* start *
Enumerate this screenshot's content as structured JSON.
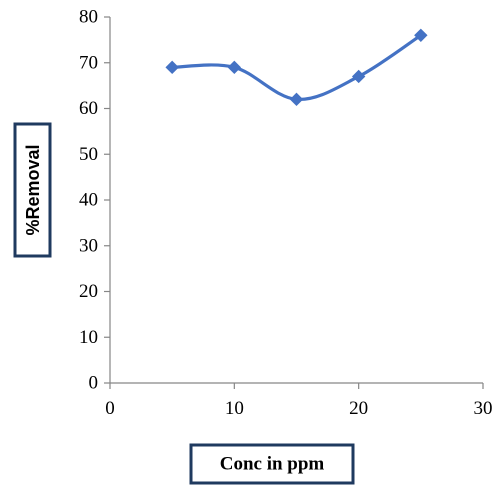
{
  "chart_data": {
    "type": "line",
    "title": "",
    "xlabel": "Conc in ppm",
    "ylabel": "%Removal",
    "xlim": [
      0,
      30
    ],
    "ylim": [
      0,
      80
    ],
    "x_ticks": [
      "0",
      "10",
      "20",
      "30"
    ],
    "y_ticks": [
      "0",
      "10",
      "20",
      "30",
      "40",
      "50",
      "60",
      "70",
      "80"
    ],
    "grid": false,
    "legend": "none",
    "smooth": true,
    "series": [
      {
        "color": "#4472C4",
        "marker": "diamond",
        "points": [
          {
            "x": 5,
            "y": 69
          },
          {
            "x": 10,
            "y": 69
          },
          {
            "x": 15,
            "y": 62
          },
          {
            "x": 20,
            "y": 67
          },
          {
            "x": 25,
            "y": 76
          }
        ]
      }
    ]
  }
}
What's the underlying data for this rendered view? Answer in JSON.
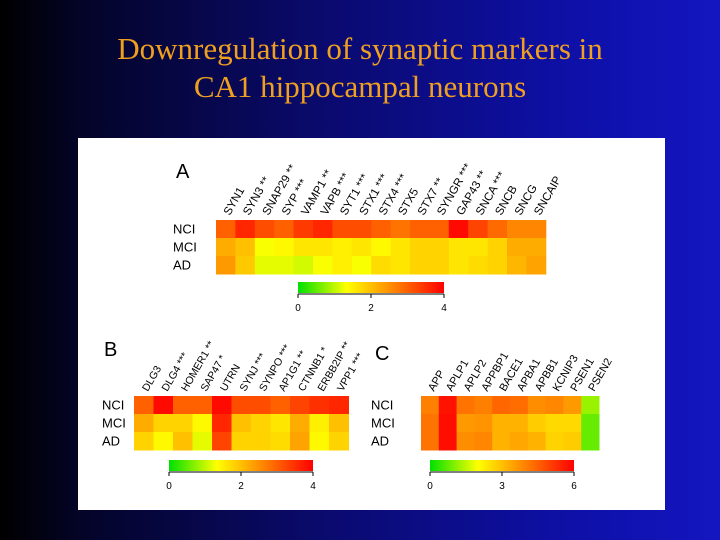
{
  "title": {
    "line1": "Downregulation of synaptic markers in",
    "line2": "CA1 hippocampal neurons"
  },
  "colors": {
    "background_left": "#000000",
    "background_right": "#1416c0",
    "title": "#f0a020",
    "scale": [
      "#00e000",
      "#ffff00",
      "#ff8000",
      "#ff0000"
    ]
  },
  "chart_data": [
    {
      "type": "heatmap",
      "panel": "A",
      "rows": [
        "NCI",
        "MCI",
        "AD"
      ],
      "columns": [
        "SYN1",
        "SYN3 **",
        "SNAP29 **",
        "SYP ***",
        "VAMP1 **",
        "VAPB ***",
        "SYT1 ***",
        "STX1 ***",
        "STX4 ***",
        "STX5",
        "STX7 **",
        "SYNGR ***",
        "GAP43 **",
        "SNCA ***",
        "SNCB",
        "SNCG",
        "SNCAIP"
      ],
      "values": [
        [
          3.0,
          3.6,
          3.2,
          3.0,
          3.4,
          3.6,
          3.2,
          3.2,
          3.0,
          2.8,
          3.0,
          3.0,
          3.9,
          3.3,
          2.9,
          2.6,
          2.6
        ],
        [
          2.2,
          2.0,
          1.3,
          1.4,
          1.6,
          1.6,
          1.5,
          1.6,
          1.4,
          1.6,
          1.8,
          1.8,
          1.6,
          1.6,
          1.8,
          2.2,
          2.2
        ],
        [
          2.4,
          1.9,
          1.2,
          1.2,
          1.1,
          1.3,
          1.5,
          1.3,
          1.7,
          1.6,
          1.8,
          1.8,
          1.6,
          1.7,
          1.8,
          2.1,
          2.3
        ]
      ],
      "scale": {
        "min": 0,
        "max": 4,
        "ticks": [
          "0",
          "2",
          "4"
        ]
      }
    },
    {
      "type": "heatmap",
      "panel": "B",
      "rows": [
        "NCI",
        "MCI",
        "AD"
      ],
      "columns": [
        "DLG3",
        "DLG4 ***",
        "HOMER1 **",
        "SAP47 *",
        "UTRN",
        "SYNJ ***",
        "SYNPO ***",
        "AP1G1 **",
        "CTNNB1 *",
        "ERBB2IP **",
        "VPP1 ***"
      ],
      "values": [
        [
          3.0,
          3.9,
          3.0,
          3.0,
          3.9,
          3.2,
          3.2,
          3.0,
          3.3,
          3.5,
          3.6
        ],
        [
          2.2,
          1.8,
          1.8,
          1.4,
          3.6,
          2.0,
          1.8,
          1.6,
          2.2,
          1.5,
          2.0
        ],
        [
          1.8,
          1.4,
          2.0,
          1.2,
          3.3,
          1.8,
          1.8,
          1.7,
          2.3,
          1.4,
          1.8
        ]
      ],
      "scale": {
        "min": 0,
        "max": 4,
        "ticks": [
          "0",
          "2",
          "4"
        ]
      }
    },
    {
      "type": "heatmap",
      "panel": "C",
      "rows": [
        "NCI",
        "MCI",
        "AD"
      ],
      "columns": [
        "APP",
        "APLP1",
        "APLP2",
        "APPBP1",
        "BACE1",
        "APBA1",
        "APBB1",
        "KCNIP3",
        "PSEN1",
        "PSEN2"
      ],
      "values": [
        [
          4.0,
          5.7,
          4.2,
          4.0,
          4.4,
          4.3,
          3.8,
          3.9,
          3.6,
          1.2
        ],
        [
          4.2,
          5.8,
          3.6,
          3.7,
          3.2,
          3.2,
          2.8,
          2.6,
          2.6,
          0.8
        ],
        [
          4.2,
          5.8,
          3.8,
          3.9,
          3.2,
          3.4,
          3.2,
          2.7,
          2.8,
          0.8
        ]
      ],
      "scale": {
        "min": 0,
        "max": 6,
        "ticks": [
          "0",
          "3",
          "6"
        ]
      }
    }
  ]
}
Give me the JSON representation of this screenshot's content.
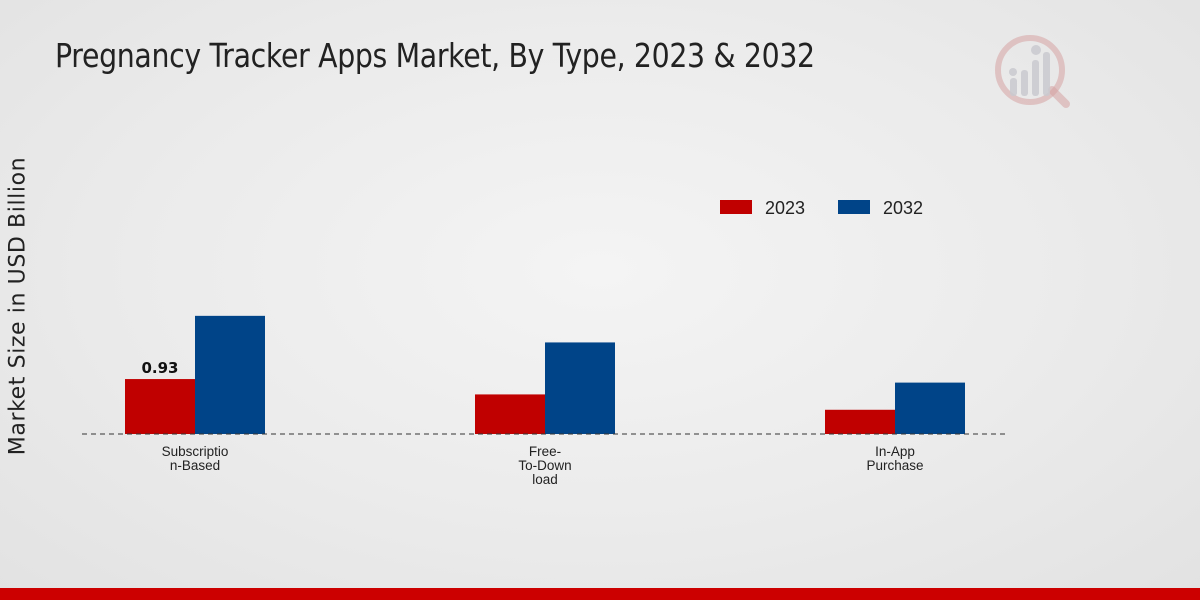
{
  "chart_data": {
    "type": "bar",
    "title": "Pregnancy Tracker Apps Market, By Type, 2023 & 2032",
    "xlabel": "",
    "ylabel": "Market Size in USD Billion",
    "categories": [
      [
        "Subscriptio",
        "n-Based"
      ],
      [
        "Free-",
        "To-Down",
        "load"
      ],
      [
        "In-App",
        "Purchase"
      ]
    ],
    "series": [
      {
        "name": "2023",
        "color": "#c00000",
        "values": [
          0.93,
          0.67,
          0.41
        ]
      },
      {
        "name": "2032",
        "color": "#004488",
        "values": [
          2.0,
          1.55,
          0.87
        ]
      }
    ],
    "data_labels": [
      {
        "series": 0,
        "index": 0,
        "text": "0.93"
      }
    ],
    "ylim": [
      0,
      6.5
    ],
    "legend_position": "top-right",
    "grid": false
  }
}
* end *
* [EXERCISE TASK]
Determine the number of lines in the listing that contain the string "content". Write that number and nothing else.

* [EXERCISE RESULT]
2